Count the lines below that contain "apartamentowiec". Give only the number.

********

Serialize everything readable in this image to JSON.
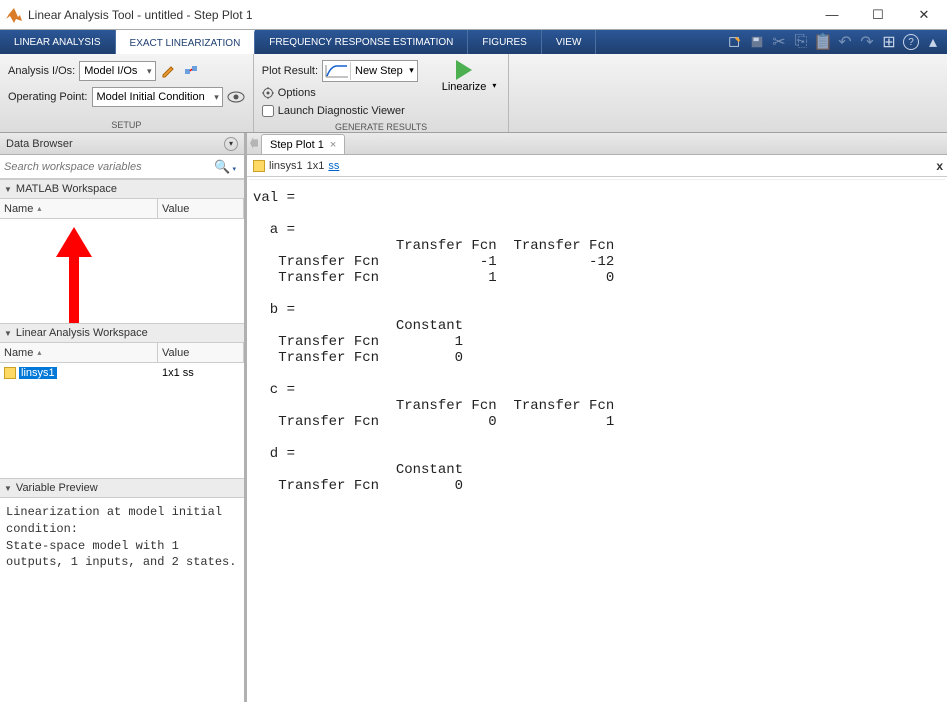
{
  "window": {
    "title": "Linear Analysis Tool - untitled - Step Plot 1"
  },
  "tabs": {
    "linear": "LINEAR ANALYSIS",
    "exact": "EXACT LINEARIZATION",
    "freq": "FREQUENCY RESPONSE ESTIMATION",
    "figures": "FIGURES",
    "view": "VIEW"
  },
  "ribbon": {
    "analysis_io_label": "Analysis I/Os:",
    "analysis_io_value": "Model I/Os",
    "operating_point_label": "Operating Point:",
    "operating_point_value": "Model Initial Condition",
    "setup_group": "SETUP",
    "plot_result_label": "Plot Result:",
    "plot_result_value": "New Step",
    "options": "Options",
    "launch_diag": "Launch Diagnostic Viewer",
    "linearize": "Linearize",
    "generate_group": "GENERATE RESULTS"
  },
  "left": {
    "data_browser": "Data Browser",
    "search_placeholder": "Search workspace variables",
    "matlab_ws": "MATLAB Workspace",
    "col_name": "Name",
    "col_value": "Value",
    "la_ws": "Linear Analysis Workspace",
    "la_row": {
      "name": "linsys1",
      "value": "1x1 ss"
    },
    "var_preview": "Variable Preview",
    "preview_text": "Linearization at model initial condition:\nState-space model with 1 outputs, 1 inputs, and 2 states."
  },
  "right": {
    "tab_label": "Step Plot 1",
    "info_name": "linsys1",
    "info_dim": "1x1",
    "info_type": "ss",
    "output": "val =\n\n  a = \n                 Transfer Fcn  Transfer Fcn\n   Transfer Fcn            -1           -12\n   Transfer Fcn             1             0\n \n  b = \n                 Constant\n   Transfer Fcn         1\n   Transfer Fcn         0\n \n  c = \n                 Transfer Fcn  Transfer Fcn\n   Transfer Fcn             0             1\n \n  d = \n                 Constant\n   Transfer Fcn         0\n "
  }
}
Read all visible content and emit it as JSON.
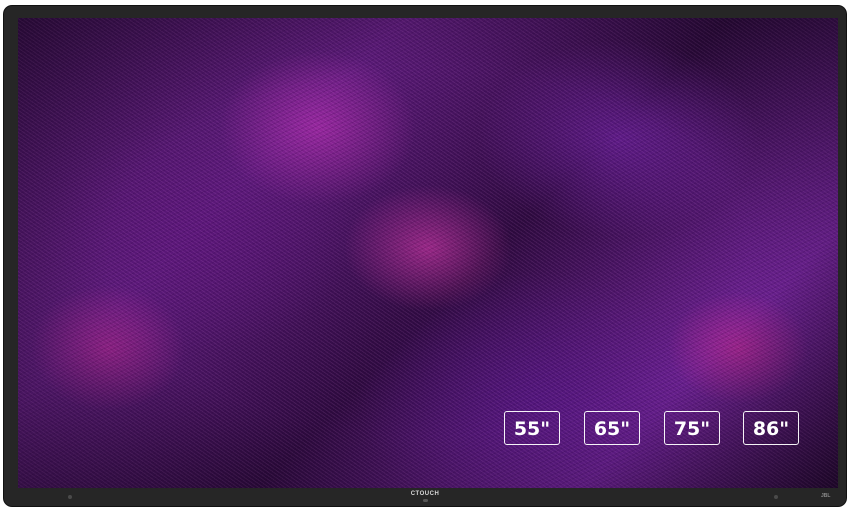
{
  "display": {
    "brand": "CTOUCH",
    "audio_brand": "JBL"
  },
  "sizes": [
    "55\"",
    "65\"",
    "75\"",
    "86\""
  ]
}
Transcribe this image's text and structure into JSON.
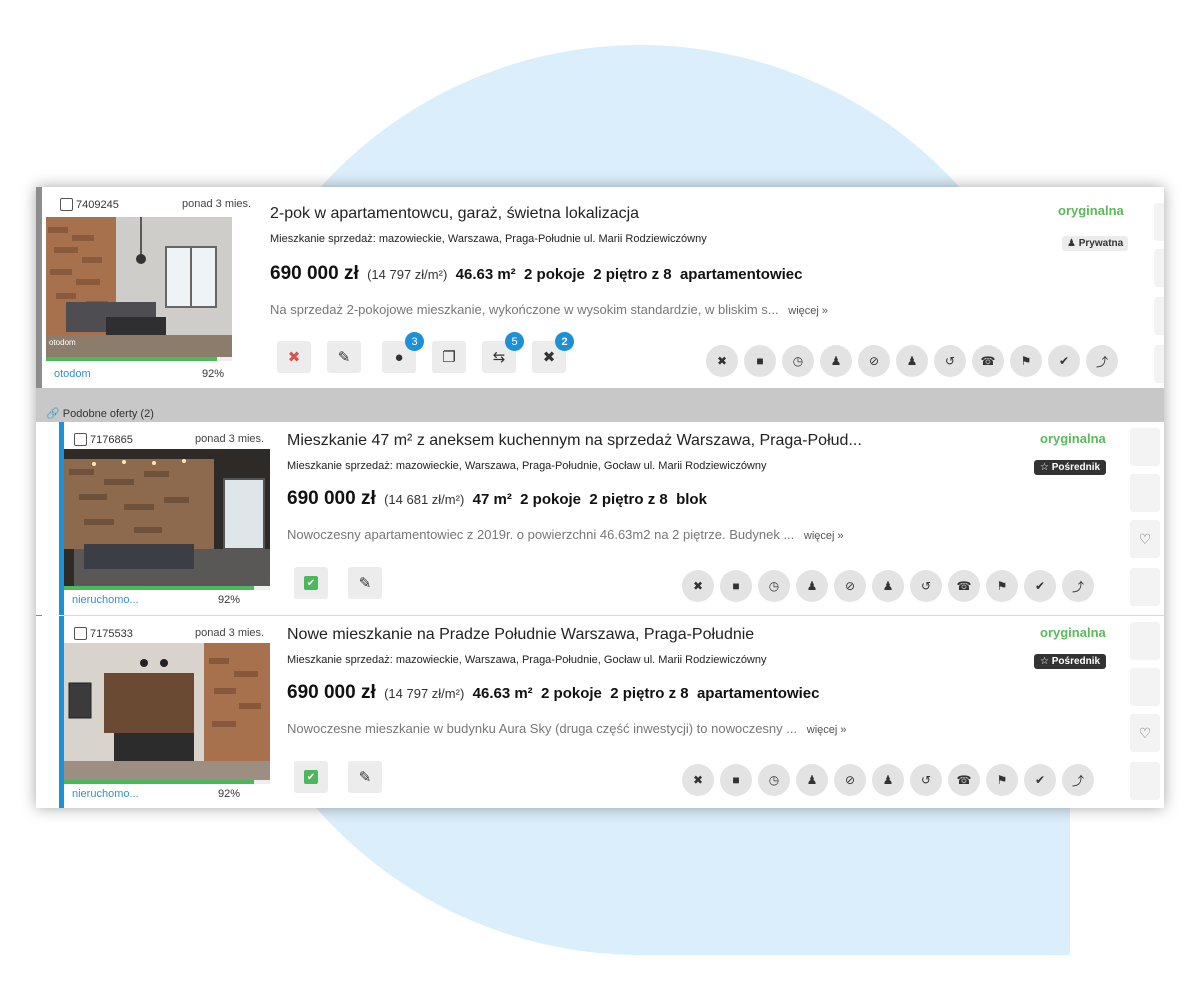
{
  "main": {
    "id": "7409245",
    "age": "ponad 3 mies.",
    "source": "otodom",
    "score": "92%",
    "photo_caption": "otodom",
    "title": "2-pok w apartamentowcu, garaż, świetna lokalizacja",
    "subtitle": "Mieszkanie sprzedaż: mazowieckie, Warszawa, Praga-Południe ul. Marii Rodziewiczówny",
    "price": "690 000 zł",
    "price_per_m2": "(14 797 zł/m²)",
    "area": "46.63 m²",
    "rooms": "2 pokoje",
    "floor": "2 piętro z 8",
    "type": "apartamentowiec",
    "description": "Na sprzedaż 2-pokojowe mieszkanie, wykończone w wysokim standardzie, w bliskim s...",
    "more": "więcej »",
    "status": "oryginalna",
    "owner_badge": "Prywatna",
    "btn_counts": {
      "similar": "3",
      "repeat": "5",
      "rejected": "2"
    }
  },
  "similar_header": "Podobne oferty (2)",
  "similar": [
    {
      "id": "7176865",
      "age": "ponad 3 mies.",
      "source": "nieruchomo...",
      "score": "92%",
      "title": "Mieszkanie 47 m² z aneksem kuchennym na sprzedaż Warszawa, Praga-Połud...",
      "subtitle": "Mieszkanie sprzedaż: mazowieckie, Warszawa, Praga-Południe, Gocław ul. Marii Rodziewiczówny",
      "price": "690 000 zł",
      "price_per_m2": "(14 681 zł/m²)",
      "area": "47 m²",
      "rooms": "2 pokoje",
      "floor": "2 piętro z 8",
      "type": "blok",
      "description": "Nowoczesny apartamentowiec z 2019r. o powierzchni 46.63m2 na 2 piętrze. Budynek ...",
      "more": "więcej »",
      "status": "oryginalna",
      "owner_badge": "Pośrednik"
    },
    {
      "id": "7175533",
      "age": "ponad 3 mies.",
      "source": "nieruchomo...",
      "score": "92%",
      "title": "Nowe mieszkanie na Pradze Południe Warszawa, Praga-Południe",
      "subtitle": "Mieszkanie sprzedaż: mazowieckie, Warszawa, Praga-Południe, Gocław ul. Marii Rodziewiczówny",
      "price": "690 000 zł",
      "price_per_m2": "(14 797 zł/m²)",
      "area": "46.63 m²",
      "rooms": "2 pokoje",
      "floor": "2 piętro z 8",
      "type": "apartamentowiec",
      "description": "Nowoczesne mieszkanie w budynku Aura Sky (druga część inwestycji) to nowoczesny ...",
      "more": "więcej »",
      "status": "oryginalna",
      "owner_badge": "Pośrednik"
    }
  ],
  "colors": {
    "accent_blue": "#1e90d6",
    "original_green": "#5cb85c",
    "background_blob": "#dbeefc"
  }
}
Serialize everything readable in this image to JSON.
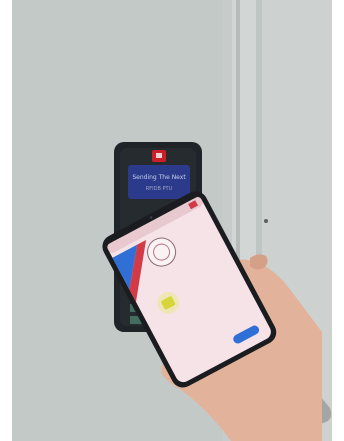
{
  "reader": {
    "brand_badge": "",
    "line1": "Sending The Next",
    "line2": "RFIDB PTU"
  },
  "phone_app": {
    "status_time": "",
    "title": "",
    "logo_text": "",
    "subtitle": "",
    "button_label": ""
  },
  "colors": {
    "wall": "#c6ccc9",
    "reader_body": "#1f2327",
    "reader_screen": "#2b3a8a",
    "reader_badge": "#c8202b",
    "phone_screen_bg": "#f6e3e7",
    "app_accent_blue": "#2f6fd6",
    "app_accent_red": "#d33a48",
    "app_badge_yellow": "#d6d63a",
    "skin": "#e2b39a"
  }
}
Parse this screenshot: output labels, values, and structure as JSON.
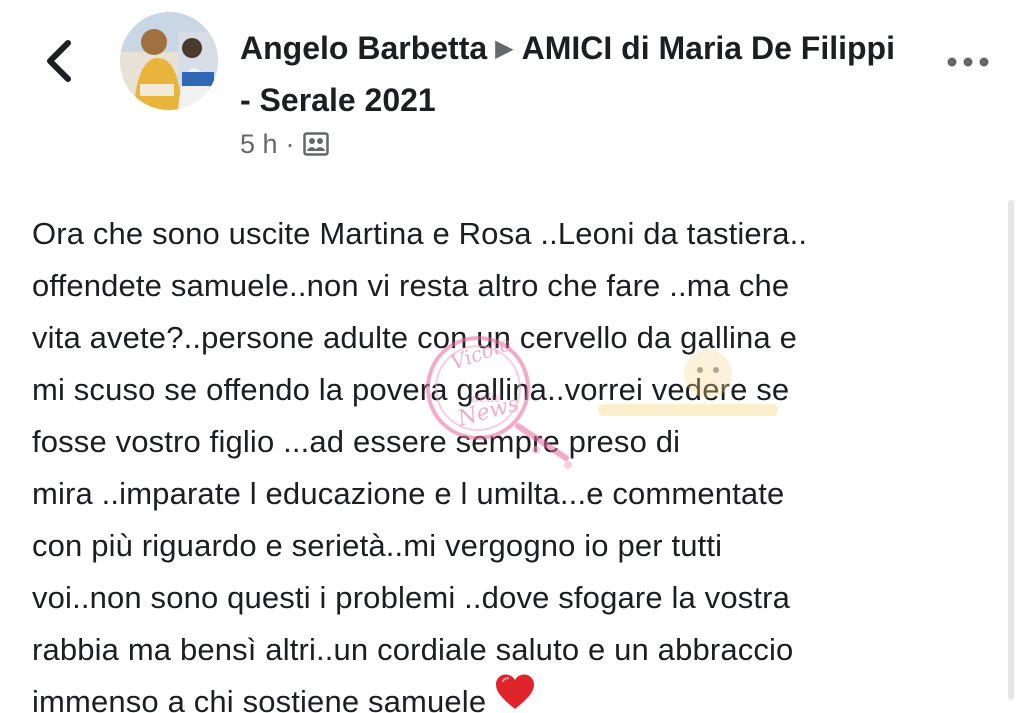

********

SOLVED EXERCISE:
3